→ **Given task 1**: Find every line in the listing that contains the string "word", and copy each one. Case counts.
[Start of Passage to read]
Wood Job! is a 2014 Japanese comedy film written and directed by Shinobu Yaguchi and based on the novel  by Shion Miura. The film stars Shota Sometani, Masami Nagasawa, and Hideaki Itō. The main theme song is "Happiest Fool", sung by Maia Hirasawa. The film was released on 10 May 2014, and made its North American premiere at LA Eigafest 2014.

Plot
The story revolves around Yuki Hirano (played by Shota Sometani), who, after failing his university entrance examinations and being left by his girlfriend, decides to join a forestry training program on seeing an attractive female face (Nagasawa) on a promotional leaflet. 
The program is difficult, and while he wants to quit, he continues.  Many others from the program drop out. Initially being skeptical of the newcomer, the villagers grow to like him and accept him as one of their own.

However, he soon discovers that the job is harder than he expected, working under the hard-working superior played by Hideaki Itō. Yuki learns respect for the forest, and the traditions of the town, opening his eyes to life outside a big city. All the while, he pursues the woman from the pamphlet whose beauty motivated to move in the first place.  The film ends with the Onbashira Festival, a dangerous festival involving riding huge logs down a hill.
[End of Passage to read]
[Start of Records for processing]
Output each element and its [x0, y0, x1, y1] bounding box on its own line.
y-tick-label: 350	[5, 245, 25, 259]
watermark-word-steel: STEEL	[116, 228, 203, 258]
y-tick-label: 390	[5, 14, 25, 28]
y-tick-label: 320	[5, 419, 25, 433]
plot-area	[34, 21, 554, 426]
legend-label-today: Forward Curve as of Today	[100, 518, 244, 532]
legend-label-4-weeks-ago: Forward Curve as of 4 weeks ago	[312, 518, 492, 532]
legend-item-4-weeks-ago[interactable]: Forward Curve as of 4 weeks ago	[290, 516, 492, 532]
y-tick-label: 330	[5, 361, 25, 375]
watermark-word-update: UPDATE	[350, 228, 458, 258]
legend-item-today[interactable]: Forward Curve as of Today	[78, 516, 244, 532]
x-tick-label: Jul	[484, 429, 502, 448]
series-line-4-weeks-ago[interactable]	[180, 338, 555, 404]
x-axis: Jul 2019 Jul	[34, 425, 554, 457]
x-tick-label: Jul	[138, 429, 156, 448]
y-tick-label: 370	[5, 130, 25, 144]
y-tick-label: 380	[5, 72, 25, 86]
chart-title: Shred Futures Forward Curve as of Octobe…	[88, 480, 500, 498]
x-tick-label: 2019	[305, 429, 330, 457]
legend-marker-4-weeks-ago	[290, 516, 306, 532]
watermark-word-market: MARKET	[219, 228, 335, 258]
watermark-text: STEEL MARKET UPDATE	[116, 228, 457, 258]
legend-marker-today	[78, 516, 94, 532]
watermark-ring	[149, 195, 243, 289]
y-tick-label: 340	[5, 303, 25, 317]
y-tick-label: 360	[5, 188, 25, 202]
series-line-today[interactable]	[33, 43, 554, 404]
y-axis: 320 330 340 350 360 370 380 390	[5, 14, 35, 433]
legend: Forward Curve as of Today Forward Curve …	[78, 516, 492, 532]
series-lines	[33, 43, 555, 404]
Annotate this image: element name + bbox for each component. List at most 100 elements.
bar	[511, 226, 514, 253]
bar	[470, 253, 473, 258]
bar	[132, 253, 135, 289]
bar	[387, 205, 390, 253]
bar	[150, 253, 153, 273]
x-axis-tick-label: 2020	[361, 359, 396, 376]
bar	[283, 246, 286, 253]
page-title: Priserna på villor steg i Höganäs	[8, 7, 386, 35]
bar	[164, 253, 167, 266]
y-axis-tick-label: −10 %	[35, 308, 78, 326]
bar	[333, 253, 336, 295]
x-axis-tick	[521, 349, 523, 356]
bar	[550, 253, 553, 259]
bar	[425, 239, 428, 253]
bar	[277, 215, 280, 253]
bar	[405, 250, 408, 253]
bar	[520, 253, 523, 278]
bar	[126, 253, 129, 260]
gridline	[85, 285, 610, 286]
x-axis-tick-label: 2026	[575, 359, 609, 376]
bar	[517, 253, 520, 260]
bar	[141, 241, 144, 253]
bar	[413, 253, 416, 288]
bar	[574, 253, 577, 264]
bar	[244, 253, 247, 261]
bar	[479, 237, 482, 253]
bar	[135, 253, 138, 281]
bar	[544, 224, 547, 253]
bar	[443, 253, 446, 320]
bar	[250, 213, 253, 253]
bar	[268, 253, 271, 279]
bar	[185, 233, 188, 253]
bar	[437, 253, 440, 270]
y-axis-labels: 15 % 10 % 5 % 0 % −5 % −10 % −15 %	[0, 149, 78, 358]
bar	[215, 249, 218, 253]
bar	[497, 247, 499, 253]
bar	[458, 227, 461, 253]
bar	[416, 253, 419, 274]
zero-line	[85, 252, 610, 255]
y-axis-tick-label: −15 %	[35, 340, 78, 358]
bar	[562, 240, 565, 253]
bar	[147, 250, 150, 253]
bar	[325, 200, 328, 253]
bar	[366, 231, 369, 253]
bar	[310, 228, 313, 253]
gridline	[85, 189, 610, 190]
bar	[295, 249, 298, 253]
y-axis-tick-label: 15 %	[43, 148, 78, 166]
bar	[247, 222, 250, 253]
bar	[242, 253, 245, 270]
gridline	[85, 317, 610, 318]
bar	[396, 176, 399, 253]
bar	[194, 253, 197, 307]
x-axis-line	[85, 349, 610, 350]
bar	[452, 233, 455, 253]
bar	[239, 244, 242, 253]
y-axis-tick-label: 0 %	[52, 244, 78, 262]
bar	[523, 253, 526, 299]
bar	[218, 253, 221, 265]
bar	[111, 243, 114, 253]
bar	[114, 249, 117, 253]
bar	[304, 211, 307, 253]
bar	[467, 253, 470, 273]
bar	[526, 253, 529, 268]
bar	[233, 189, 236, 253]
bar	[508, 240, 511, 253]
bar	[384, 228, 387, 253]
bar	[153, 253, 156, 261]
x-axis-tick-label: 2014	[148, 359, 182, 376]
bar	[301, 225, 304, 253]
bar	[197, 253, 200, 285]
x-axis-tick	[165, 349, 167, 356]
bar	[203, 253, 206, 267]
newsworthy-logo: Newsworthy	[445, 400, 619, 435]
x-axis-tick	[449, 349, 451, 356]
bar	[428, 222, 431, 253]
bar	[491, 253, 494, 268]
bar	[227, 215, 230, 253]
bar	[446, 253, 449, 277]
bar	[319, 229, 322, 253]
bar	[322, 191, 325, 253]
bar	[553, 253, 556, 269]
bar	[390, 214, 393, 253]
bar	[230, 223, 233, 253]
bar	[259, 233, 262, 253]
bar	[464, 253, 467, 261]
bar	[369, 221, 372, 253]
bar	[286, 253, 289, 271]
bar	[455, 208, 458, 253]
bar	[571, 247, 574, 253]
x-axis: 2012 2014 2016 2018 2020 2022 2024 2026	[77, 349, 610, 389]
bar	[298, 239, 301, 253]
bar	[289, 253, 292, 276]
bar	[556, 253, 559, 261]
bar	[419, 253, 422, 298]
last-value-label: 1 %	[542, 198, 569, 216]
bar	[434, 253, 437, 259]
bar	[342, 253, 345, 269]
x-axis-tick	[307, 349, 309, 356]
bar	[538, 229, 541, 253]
[End of Records for processing]
→ **Given task 2**: Name all the actors that the passage about the film Wood Job! says the film stars.

→ **Correct response 1**:
watermark-word-steel: STEEL	[116, 228, 203, 258]
watermark-word-update: UPDATE	[350, 228, 458, 258]
watermark-word-market: MARKET	[219, 228, 335, 258]

→ **Correct response 2**: Shota Sometani, Masami Nagasawa, and Hideaki Itō.